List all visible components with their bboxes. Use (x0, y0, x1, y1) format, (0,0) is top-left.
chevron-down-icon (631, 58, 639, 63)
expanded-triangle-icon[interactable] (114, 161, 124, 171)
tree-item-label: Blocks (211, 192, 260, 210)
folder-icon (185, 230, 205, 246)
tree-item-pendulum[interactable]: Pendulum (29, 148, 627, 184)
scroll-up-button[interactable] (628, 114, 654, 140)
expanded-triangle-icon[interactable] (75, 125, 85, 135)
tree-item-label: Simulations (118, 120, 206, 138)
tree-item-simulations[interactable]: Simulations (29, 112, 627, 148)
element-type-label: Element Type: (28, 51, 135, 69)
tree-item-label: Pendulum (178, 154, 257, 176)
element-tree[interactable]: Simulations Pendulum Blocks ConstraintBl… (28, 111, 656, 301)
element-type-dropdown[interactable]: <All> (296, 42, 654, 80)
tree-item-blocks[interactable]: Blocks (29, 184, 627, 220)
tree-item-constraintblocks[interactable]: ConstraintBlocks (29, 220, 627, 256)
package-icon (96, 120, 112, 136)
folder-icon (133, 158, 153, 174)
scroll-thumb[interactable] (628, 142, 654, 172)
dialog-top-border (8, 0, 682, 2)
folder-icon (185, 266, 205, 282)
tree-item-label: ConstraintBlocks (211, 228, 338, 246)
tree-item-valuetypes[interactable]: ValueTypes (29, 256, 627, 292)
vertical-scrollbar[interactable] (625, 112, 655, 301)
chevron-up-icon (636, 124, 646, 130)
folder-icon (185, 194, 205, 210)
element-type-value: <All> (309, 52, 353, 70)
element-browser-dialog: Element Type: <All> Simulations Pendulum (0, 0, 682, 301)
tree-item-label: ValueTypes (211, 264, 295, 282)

### Direction
Write out the rows above again, from the first line through the line with "folder-icon (185, 230, 205, 246)", switching "top-left" to "upper-left" and changing nothing else.

### Result below
List all visible components with their bboxes. Use (x0, y0, x1, y1) format, (0,0) is upper-left.
chevron-down-icon (631, 58, 639, 63)
expanded-triangle-icon[interactable] (114, 161, 124, 171)
tree-item-label: Blocks (211, 192, 260, 210)
folder-icon (185, 230, 205, 246)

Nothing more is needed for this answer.